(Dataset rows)
— START —
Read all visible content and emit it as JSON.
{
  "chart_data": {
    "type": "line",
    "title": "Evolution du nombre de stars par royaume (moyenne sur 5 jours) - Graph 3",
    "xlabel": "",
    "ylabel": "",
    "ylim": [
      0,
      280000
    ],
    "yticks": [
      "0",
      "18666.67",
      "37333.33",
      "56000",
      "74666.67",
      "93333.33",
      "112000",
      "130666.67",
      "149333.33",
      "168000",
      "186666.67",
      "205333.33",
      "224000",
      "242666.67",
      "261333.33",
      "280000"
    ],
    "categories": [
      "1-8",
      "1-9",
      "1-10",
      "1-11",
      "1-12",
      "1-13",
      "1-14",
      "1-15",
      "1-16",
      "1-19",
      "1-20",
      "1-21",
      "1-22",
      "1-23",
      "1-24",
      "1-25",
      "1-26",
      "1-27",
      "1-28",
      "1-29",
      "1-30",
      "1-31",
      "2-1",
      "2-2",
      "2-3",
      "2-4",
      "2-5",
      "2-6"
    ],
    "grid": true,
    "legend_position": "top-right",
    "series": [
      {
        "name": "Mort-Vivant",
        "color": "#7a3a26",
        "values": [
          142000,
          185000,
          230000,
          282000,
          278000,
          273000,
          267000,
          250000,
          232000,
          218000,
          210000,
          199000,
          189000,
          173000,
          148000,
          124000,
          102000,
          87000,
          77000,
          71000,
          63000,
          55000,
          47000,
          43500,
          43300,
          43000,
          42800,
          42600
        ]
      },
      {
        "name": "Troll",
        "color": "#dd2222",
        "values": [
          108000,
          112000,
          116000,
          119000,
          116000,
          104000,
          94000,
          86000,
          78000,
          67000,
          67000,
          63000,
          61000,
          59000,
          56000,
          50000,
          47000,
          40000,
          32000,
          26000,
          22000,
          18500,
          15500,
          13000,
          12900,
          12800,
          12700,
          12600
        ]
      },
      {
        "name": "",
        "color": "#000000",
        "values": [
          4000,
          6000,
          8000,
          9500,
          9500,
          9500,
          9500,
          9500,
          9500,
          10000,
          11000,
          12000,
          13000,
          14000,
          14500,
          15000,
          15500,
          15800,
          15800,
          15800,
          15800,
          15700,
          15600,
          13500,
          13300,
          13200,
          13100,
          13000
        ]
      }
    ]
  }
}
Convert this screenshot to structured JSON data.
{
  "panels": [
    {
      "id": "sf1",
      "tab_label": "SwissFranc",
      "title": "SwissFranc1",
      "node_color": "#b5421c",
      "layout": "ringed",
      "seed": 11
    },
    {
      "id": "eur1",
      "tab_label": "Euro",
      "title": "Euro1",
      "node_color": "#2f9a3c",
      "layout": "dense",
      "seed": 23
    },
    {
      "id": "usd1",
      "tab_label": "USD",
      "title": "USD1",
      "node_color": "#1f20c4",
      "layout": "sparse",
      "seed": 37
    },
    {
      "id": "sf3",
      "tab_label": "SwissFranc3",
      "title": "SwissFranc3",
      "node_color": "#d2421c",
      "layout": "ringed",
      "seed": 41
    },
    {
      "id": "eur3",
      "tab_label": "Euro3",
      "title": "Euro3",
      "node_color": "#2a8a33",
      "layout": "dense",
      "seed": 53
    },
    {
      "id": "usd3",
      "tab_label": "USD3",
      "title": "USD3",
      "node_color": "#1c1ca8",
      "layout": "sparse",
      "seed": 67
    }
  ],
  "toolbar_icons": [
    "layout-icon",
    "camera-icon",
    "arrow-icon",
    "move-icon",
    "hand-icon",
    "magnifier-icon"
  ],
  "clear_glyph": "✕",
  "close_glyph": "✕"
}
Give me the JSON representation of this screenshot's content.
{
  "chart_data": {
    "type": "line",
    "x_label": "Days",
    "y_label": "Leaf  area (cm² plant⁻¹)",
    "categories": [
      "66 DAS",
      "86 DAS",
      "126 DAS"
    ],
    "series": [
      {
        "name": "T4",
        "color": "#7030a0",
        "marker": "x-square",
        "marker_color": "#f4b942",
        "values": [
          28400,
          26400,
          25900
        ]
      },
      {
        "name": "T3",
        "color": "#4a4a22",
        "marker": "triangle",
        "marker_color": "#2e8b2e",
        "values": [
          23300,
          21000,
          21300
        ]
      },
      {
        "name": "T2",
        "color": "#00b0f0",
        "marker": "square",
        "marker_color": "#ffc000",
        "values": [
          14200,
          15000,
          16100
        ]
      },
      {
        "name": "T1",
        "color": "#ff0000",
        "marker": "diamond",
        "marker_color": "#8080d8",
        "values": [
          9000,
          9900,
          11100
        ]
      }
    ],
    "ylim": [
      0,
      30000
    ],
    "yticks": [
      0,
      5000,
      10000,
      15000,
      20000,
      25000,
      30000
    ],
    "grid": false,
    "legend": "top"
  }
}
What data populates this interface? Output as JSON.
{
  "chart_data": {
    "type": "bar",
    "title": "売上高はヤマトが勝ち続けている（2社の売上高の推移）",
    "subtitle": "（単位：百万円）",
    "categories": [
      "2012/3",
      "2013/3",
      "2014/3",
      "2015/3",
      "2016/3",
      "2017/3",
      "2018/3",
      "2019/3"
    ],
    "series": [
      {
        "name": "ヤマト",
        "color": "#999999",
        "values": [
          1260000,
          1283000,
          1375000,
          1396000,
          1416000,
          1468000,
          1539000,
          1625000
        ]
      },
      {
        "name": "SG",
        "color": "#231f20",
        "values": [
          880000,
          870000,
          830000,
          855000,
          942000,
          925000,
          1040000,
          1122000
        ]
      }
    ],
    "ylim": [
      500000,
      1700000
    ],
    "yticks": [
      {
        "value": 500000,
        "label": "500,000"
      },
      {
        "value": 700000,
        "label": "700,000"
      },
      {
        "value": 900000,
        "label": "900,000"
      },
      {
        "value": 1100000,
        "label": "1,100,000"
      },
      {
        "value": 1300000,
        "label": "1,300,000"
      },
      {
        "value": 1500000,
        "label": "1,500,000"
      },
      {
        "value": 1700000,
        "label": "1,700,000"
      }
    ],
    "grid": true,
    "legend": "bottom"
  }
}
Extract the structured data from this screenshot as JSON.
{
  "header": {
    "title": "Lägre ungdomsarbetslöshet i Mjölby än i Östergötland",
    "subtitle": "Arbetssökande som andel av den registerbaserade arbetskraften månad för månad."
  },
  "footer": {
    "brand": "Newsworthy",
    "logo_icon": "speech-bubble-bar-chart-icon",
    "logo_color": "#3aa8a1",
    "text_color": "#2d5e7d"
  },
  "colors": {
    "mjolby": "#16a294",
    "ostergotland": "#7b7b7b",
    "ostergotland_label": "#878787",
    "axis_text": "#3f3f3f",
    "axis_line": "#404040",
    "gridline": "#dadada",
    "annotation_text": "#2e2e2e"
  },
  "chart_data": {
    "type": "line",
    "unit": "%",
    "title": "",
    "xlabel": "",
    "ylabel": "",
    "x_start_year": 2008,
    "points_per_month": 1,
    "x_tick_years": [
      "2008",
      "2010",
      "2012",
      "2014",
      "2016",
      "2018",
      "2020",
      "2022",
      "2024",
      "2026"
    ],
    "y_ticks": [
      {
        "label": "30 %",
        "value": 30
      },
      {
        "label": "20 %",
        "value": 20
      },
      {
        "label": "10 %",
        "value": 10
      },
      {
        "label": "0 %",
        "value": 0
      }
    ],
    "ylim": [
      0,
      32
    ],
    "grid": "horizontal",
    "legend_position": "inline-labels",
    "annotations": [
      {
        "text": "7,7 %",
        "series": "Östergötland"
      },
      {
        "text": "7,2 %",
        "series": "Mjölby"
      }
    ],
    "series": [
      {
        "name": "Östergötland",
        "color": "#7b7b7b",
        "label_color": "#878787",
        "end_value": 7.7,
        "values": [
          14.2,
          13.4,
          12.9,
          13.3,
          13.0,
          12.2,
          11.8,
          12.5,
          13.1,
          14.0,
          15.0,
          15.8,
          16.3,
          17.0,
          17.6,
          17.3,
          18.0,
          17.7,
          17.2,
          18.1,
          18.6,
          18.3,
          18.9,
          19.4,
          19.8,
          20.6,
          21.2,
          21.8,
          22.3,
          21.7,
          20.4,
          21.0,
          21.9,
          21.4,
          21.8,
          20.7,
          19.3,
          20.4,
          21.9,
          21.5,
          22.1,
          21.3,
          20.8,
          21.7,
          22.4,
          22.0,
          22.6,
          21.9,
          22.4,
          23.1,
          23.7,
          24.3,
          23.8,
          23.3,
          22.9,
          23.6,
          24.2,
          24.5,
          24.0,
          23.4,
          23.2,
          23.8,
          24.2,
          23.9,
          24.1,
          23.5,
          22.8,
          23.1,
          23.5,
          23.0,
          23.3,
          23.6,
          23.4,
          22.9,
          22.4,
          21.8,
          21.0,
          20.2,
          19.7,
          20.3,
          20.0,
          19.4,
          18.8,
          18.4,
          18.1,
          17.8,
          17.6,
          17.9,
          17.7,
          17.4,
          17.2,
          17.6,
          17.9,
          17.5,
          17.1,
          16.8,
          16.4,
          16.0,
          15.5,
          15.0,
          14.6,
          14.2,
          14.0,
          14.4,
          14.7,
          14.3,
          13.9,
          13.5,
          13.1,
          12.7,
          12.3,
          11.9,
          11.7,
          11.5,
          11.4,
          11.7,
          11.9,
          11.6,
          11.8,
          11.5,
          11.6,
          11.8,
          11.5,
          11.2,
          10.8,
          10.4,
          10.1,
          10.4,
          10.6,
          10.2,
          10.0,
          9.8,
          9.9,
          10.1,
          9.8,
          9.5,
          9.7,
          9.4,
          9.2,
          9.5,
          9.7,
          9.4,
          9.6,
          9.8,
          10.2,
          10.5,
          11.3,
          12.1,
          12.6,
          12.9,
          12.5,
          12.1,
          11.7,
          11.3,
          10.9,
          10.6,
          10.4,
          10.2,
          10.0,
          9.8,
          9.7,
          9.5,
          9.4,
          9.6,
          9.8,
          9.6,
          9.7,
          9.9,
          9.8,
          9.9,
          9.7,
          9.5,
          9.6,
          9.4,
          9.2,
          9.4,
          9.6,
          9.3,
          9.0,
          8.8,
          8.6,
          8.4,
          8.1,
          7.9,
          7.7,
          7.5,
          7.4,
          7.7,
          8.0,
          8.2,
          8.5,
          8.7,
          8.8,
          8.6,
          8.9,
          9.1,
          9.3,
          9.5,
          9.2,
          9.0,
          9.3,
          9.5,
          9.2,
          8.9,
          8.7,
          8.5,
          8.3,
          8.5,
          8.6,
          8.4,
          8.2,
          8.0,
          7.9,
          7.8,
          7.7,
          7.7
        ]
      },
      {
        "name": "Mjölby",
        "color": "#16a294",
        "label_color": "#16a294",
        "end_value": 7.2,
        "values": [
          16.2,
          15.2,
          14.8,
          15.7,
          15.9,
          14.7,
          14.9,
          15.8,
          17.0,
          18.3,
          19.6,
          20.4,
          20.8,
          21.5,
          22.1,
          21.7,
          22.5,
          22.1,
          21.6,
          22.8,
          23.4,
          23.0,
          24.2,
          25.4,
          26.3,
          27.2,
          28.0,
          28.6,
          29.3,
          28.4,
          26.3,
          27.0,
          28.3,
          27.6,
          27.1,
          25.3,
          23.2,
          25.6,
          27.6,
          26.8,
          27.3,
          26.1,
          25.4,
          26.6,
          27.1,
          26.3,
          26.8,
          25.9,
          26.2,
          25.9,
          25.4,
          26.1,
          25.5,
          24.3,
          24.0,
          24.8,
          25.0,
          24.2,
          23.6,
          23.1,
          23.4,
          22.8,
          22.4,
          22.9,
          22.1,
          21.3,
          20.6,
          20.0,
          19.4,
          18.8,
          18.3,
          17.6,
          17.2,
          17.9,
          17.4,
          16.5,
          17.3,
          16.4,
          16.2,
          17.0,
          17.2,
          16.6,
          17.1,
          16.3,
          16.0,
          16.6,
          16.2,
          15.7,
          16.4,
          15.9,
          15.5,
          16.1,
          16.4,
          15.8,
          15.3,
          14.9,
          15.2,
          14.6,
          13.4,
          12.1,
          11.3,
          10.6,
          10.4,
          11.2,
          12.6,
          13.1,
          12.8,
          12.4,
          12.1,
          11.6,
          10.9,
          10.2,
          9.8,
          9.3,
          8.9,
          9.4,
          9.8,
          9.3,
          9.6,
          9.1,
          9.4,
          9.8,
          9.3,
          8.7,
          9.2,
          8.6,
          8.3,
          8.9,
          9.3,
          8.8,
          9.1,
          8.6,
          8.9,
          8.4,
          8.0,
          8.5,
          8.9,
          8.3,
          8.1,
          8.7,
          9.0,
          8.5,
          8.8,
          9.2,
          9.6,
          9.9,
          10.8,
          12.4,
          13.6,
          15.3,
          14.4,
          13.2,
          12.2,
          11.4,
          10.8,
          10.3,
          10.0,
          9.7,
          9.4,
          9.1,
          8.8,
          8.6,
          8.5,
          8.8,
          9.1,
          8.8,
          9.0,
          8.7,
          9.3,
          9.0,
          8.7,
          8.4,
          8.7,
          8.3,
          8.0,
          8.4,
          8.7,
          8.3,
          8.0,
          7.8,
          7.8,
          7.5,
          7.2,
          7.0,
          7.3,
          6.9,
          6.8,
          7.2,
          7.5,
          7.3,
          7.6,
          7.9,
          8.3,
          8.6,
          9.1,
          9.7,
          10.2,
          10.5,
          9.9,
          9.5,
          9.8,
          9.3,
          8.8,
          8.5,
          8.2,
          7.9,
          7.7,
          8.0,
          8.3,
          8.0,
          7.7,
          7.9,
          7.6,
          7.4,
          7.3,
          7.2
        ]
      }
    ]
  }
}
— END —
• _Goal of the exercise_: Find the word "content" in the records and pull out each line that has it.

• _Problem solution_:
Read all visible content and emit it as JSON.
Give me the JSON representation of this screenshot's content.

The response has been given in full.